_Exercise aim_
Leaving out every picture, quote the data below exactly as it appears.

_Provided material_
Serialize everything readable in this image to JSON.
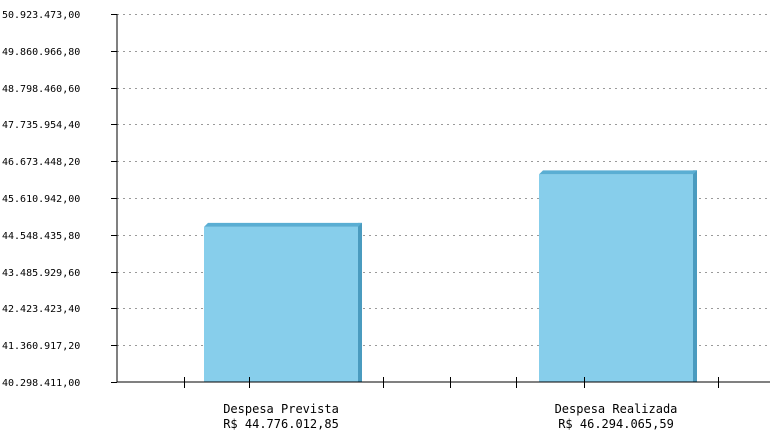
{
  "chart_data": {
    "type": "bar",
    "categories": [
      "Despesa Prevista",
      "Despesa Realizada"
    ],
    "values": [
      44776012.85,
      46294065.59
    ],
    "value_labels": [
      "R$ 44.776.012,85",
      "R$ 46.294.065,59"
    ],
    "ylim": [
      40298411.0,
      50923473.0
    ],
    "yticks": [
      "40.298.411,00",
      "41.360.917,20",
      "42.423.423,40",
      "43.485.929,60",
      "44.548.435,80",
      "45.610.942,00",
      "46.673.448,20",
      "47.735.954,40",
      "48.798.460,60",
      "49.860.966,80",
      "50.923.473,00"
    ],
    "grid": true,
    "legend": "none",
    "colors": {
      "bar_front": "#87ceeb",
      "bar_side": "#4a9bbf",
      "bar_top": "#5aaed3"
    }
  }
}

_The result_
Serialize everything readable in this image to JSON.
{
  "chart_data": {
    "type": "bar",
    "categories": [
      "Despesa Prevista",
      "Despesa Realizada"
    ],
    "values": [
      44776012.85,
      46294065.59
    ],
    "value_labels": [
      "R$ 44.776.012,85",
      "R$ 46.294.065,59"
    ],
    "ylim": [
      40298411.0,
      50923473.0
    ],
    "yticks": [
      "40.298.411,00",
      "41.360.917,20",
      "42.423.423,40",
      "43.485.929,60",
      "44.548.435,80",
      "45.610.942,00",
      "46.673.448,20",
      "47.735.954,40",
      "48.798.460,60",
      "49.860.966,80",
      "50.923.473,00"
    ],
    "grid": true,
    "legend": "none",
    "colors": {
      "bar_front": "#87ceeb",
      "bar_side": "#4a9bbf",
      "bar_top": "#5aaed3"
    }
  }
}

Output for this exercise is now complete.